»»

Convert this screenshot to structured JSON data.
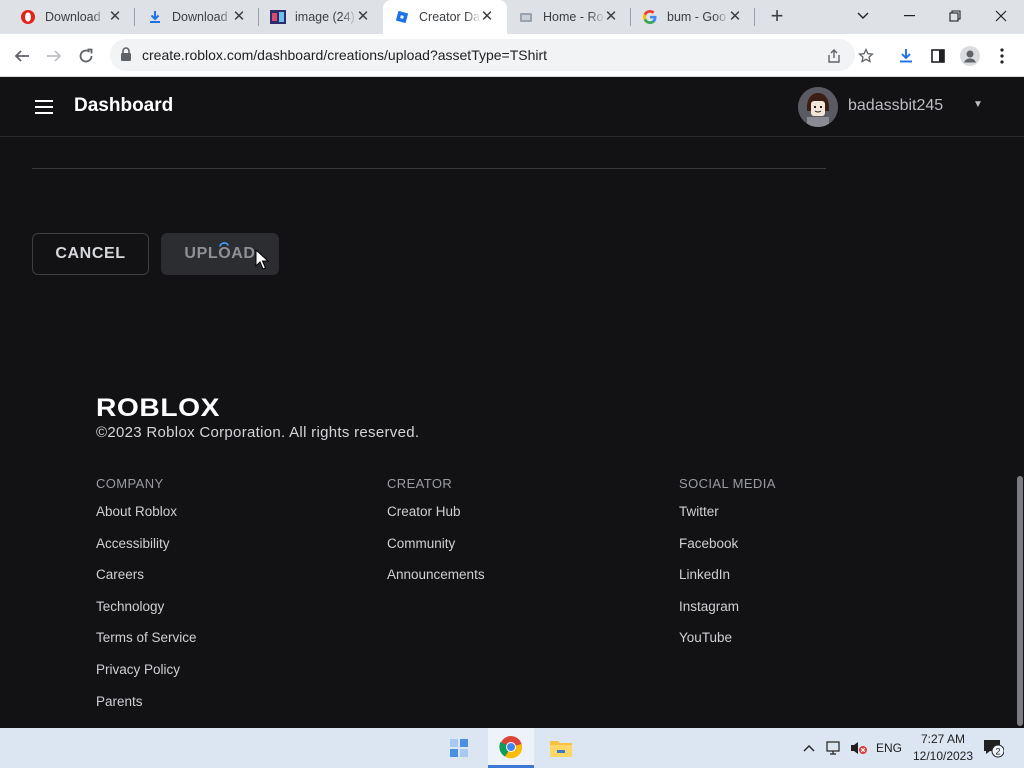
{
  "browser": {
    "tabs": [
      {
        "title": "Download",
        "active": false
      },
      {
        "title": "Download",
        "active": false
      },
      {
        "title": "image (24)",
        "active": false
      },
      {
        "title": "Creator Da",
        "active": true
      },
      {
        "title": "Home - Ro",
        "active": false
      },
      {
        "title": "bum - Goo",
        "active": false
      }
    ],
    "url": "create.roblox.com/dashboard/creations/upload?assetType=TShirt"
  },
  "header": {
    "title": "Dashboard",
    "username": "badassbit245"
  },
  "actions": {
    "cancel_label": "CANCEL",
    "upload_label": "UPLOAD"
  },
  "footer": {
    "logo_text": "ROBLOX",
    "copyright": "©2023 Roblox Corporation. All rights reserved.",
    "columns": [
      {
        "heading": "COMPANY",
        "links": [
          "About Roblox",
          "Accessibility",
          "Careers",
          "Technology",
          "Terms of Service",
          "Privacy Policy",
          "Parents"
        ]
      },
      {
        "heading": "CREATOR",
        "links": [
          "Creator Hub",
          "Community",
          "Announcements"
        ]
      },
      {
        "heading": "SOCIAL MEDIA",
        "links": [
          "Twitter",
          "Facebook",
          "LinkedIn",
          "Instagram",
          "YouTube"
        ]
      }
    ]
  },
  "taskbar": {
    "language": "ENG",
    "time": "7:27 AM",
    "date": "12/10/2023",
    "notification_count": "2"
  },
  "colors": {
    "page_bg": "#121215",
    "accent_blue": "#1a73e8",
    "spinner": "#3aa0ff"
  }
}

««

__Task objective__.
Find each line that has the word "title", then copy it out.

__The answer__.
        "title": "Download",
        "title": "Download",
        "title": "image (24)",
        "title": "Creator Da",
        "title": "Home - Ro",
        "title": "bum - Goo",
    "title": "Dashboard",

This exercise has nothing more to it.